**Stated task:** Pull every line containing the word "Waves" from the records.

—————

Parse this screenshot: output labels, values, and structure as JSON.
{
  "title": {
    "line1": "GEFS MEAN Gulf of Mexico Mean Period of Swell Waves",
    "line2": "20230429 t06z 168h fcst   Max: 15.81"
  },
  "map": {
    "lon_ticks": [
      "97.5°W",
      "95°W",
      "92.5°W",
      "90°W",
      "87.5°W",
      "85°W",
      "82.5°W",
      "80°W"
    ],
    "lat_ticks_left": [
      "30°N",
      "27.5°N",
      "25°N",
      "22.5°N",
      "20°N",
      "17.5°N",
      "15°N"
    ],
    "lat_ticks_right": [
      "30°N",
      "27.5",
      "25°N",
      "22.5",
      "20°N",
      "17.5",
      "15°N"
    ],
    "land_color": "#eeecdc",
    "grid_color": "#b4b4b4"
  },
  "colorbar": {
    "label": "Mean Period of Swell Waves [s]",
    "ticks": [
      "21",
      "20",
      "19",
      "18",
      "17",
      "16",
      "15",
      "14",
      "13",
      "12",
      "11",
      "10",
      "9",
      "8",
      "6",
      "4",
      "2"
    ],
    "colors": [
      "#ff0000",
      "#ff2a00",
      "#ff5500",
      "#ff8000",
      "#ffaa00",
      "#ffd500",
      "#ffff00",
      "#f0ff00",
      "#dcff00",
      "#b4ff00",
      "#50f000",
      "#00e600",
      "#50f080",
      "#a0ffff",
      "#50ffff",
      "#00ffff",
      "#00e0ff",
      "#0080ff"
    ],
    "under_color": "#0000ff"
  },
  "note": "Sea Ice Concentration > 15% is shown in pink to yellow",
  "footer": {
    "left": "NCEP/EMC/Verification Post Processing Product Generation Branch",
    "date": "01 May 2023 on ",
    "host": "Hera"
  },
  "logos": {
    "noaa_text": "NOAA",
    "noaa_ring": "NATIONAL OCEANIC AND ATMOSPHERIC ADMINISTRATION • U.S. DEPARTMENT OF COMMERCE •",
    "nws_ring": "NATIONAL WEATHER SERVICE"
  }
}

—————

**Result of the task:**
    "line1": "GEFS MEAN Gulf of Mexico Mean Period of Swell Waves",
    "label": "Mean Period of Swell Waves [s]",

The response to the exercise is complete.